Given entries:
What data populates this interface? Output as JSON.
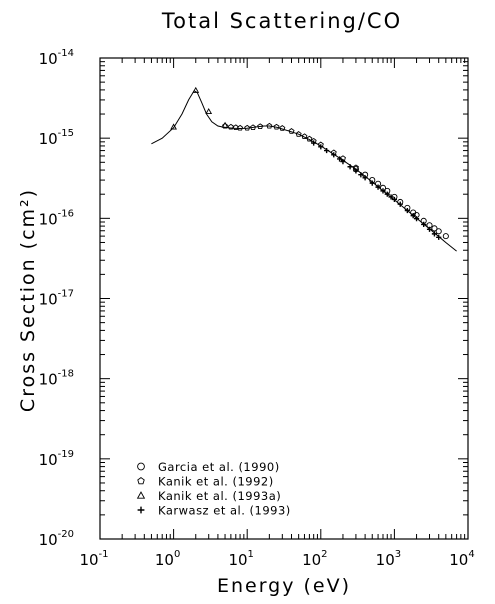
{
  "chart_data": {
    "type": "scatter",
    "title": "Total Scattering/CO",
    "xlabel": "Energy (eV)",
    "ylabel": "Cross Section (cm²)",
    "xscale": "log",
    "yscale": "log",
    "xlim": [
      0.1,
      10000
    ],
    "ylim": [
      1e-20,
      1e-14
    ],
    "x_ticks": [
      {
        "base": "10",
        "exp": "-1",
        "value": 0.1
      },
      {
        "base": "10",
        "exp": "0",
        "value": 1
      },
      {
        "base": "10",
        "exp": "1",
        "value": 10
      },
      {
        "base": "10",
        "exp": "2",
        "value": 100
      },
      {
        "base": "10",
        "exp": "3",
        "value": 1000
      },
      {
        "base": "10",
        "exp": "4",
        "value": 10000
      }
    ],
    "y_ticks": [
      {
        "base": "10",
        "exp": "-20",
        "value": 1e-20
      },
      {
        "base": "10",
        "exp": "-19",
        "value": 1e-19
      },
      {
        "base": "10",
        "exp": "-18",
        "value": 1e-18
      },
      {
        "base": "10",
        "exp": "-17",
        "value": 1e-17
      },
      {
        "base": "10",
        "exp": "-16",
        "value": 1e-16
      },
      {
        "base": "10",
        "exp": "-15",
        "value": 1e-15
      },
      {
        "base": "10",
        "exp": "-14",
        "value": 1e-14
      }
    ],
    "legend_position": "bottom-left",
    "grid": false,
    "fit_curve": {
      "x": [
        0.5,
        0.7,
        1.0,
        1.3,
        1.6,
        1.9,
        2.1,
        2.4,
        2.8,
        3.3,
        4.0,
        5.0,
        6.5,
        8,
        10,
        13,
        17,
        20,
        25,
        30,
        40,
        50,
        70,
        100,
        150,
        200,
        300,
        500,
        700,
        1000,
        1500,
        2000,
        3000,
        5000,
        7000
      ],
      "y": [
        8.5e-16,
        1e-15,
        1.35e-15,
        2e-15,
        3e-15,
        3.9e-15,
        3.7e-15,
        2.8e-15,
        2e-15,
        1.6e-15,
        1.42e-15,
        1.36e-15,
        1.33e-15,
        1.32e-15,
        1.33e-15,
        1.38e-15,
        1.42e-15,
        1.42e-15,
        1.37e-15,
        1.3e-15,
        1.2e-15,
        1.12e-15,
        9.6e-16,
        8e-16,
        6.3e-16,
        5.3e-16,
        4.1e-16,
        2.85e-16,
        2.2e-16,
        1.7e-16,
        1.25e-16,
        1e-16,
        7.4e-17,
        5e-17,
        3.9e-17
      ]
    },
    "series": [
      {
        "name": "Garcia et al. (1990)",
        "marker": "circle",
        "x": [
          300,
          400,
          500,
          600,
          700,
          800,
          1000,
          1200,
          1500,
          1800,
          2000,
          2500,
          3000,
          3500,
          4000,
          5000
        ],
        "y": [
          4.1e-16,
          3.5e-16,
          3e-16,
          2.7e-16,
          2.4e-16,
          2.2e-16,
          1.85e-16,
          1.6e-16,
          1.35e-16,
          1.18e-16,
          1.1e-16,
          9.3e-17,
          8.2e-17,
          7.5e-17,
          6.9e-17,
          6e-17
        ]
      },
      {
        "name": "Kanik et al. (1992)",
        "marker": "pentagon",
        "x": [
          5,
          6,
          7,
          8,
          10,
          12,
          15,
          20,
          25,
          30,
          40,
          50,
          60,
          70,
          80,
          100,
          150,
          200,
          300
        ],
        "y": [
          1.42e-15,
          1.38e-15,
          1.36e-15,
          1.34e-15,
          1.34e-15,
          1.36e-15,
          1.4e-15,
          1.42e-15,
          1.38e-15,
          1.33e-15,
          1.22e-15,
          1.12e-15,
          1.05e-15,
          9.8e-16,
          9.2e-16,
          8.3e-16,
          6.6e-16,
          5.6e-16,
          4.3e-16
        ]
      },
      {
        "name": "Kanik et al. (1993a)",
        "marker": "triangle",
        "x": [
          1.0,
          2.0,
          3.0,
          5.0
        ],
        "y": [
          1.38e-15,
          3.95e-15,
          2.15e-15,
          1.45e-15
        ]
      },
      {
        "name": "Karwasz et al. (1993)",
        "marker": "plus",
        "x": [
          80,
          100,
          120,
          150,
          180,
          200,
          250,
          300,
          350,
          400,
          500,
          600,
          700,
          800,
          900,
          1000,
          1200,
          1500,
          1800,
          2000,
          2500,
          3000,
          3500,
          4000
        ],
        "y": [
          8.7e-16,
          7.8e-16,
          7e-16,
          6.2e-16,
          5.5e-16,
          5.1e-16,
          4.4e-16,
          3.9e-16,
          3.5e-16,
          3.2e-16,
          2.75e-16,
          2.45e-16,
          2.2e-16,
          2e-16,
          1.85e-16,
          1.72e-16,
          1.5e-16,
          1.25e-16,
          1.08e-16,
          9.9e-17,
          8.4e-17,
          7.3e-17,
          6.4e-17,
          5.8e-17
        ]
      }
    ]
  }
}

Exercise description: Go through the records above and copy every line with the word "Kanik".

Solution for this problem:
        "name": "Kanik et al. (1992)",
        "name": "Kanik et al. (1993a)",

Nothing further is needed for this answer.